TASK DIRECTIONS —
Count the lines in the entries below that include the word "ligação". Give nothing but the number.

[Entries with figure data]
● ● ● ● ● ● ●
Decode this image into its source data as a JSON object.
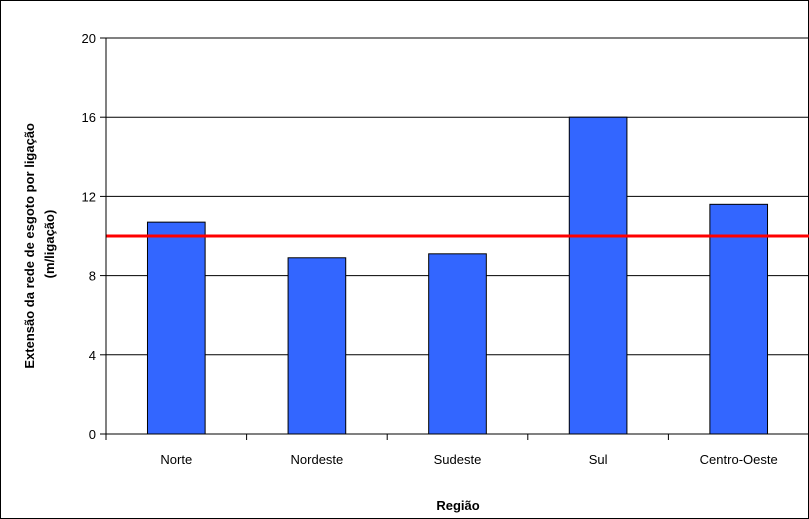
{
  "chart_data": {
    "type": "bar",
    "title": "",
    "xlabel": "Região",
    "ylabel_lines": [
      "Extensão da rede de esgoto por ligação",
      "(m/ligação)"
    ],
    "categories": [
      "Norte",
      "Nordeste",
      "Sudeste",
      "Sul",
      "Centro-Oeste"
    ],
    "values": [
      10.7,
      8.9,
      9.1,
      16.0,
      11.6
    ],
    "reference_line": 10,
    "ylim": [
      0,
      20
    ],
    "yticks": [
      0,
      4,
      8,
      12,
      16,
      20
    ],
    "grid": true,
    "legend": "none"
  },
  "colors": {
    "bar_fill": "#3366ff",
    "bar_stroke": "#000000",
    "reference_line": "#ff0000",
    "grid": "#000000",
    "frame": "#000000"
  }
}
● ● ● ● ● ● ●
FINAL ANSWER —
2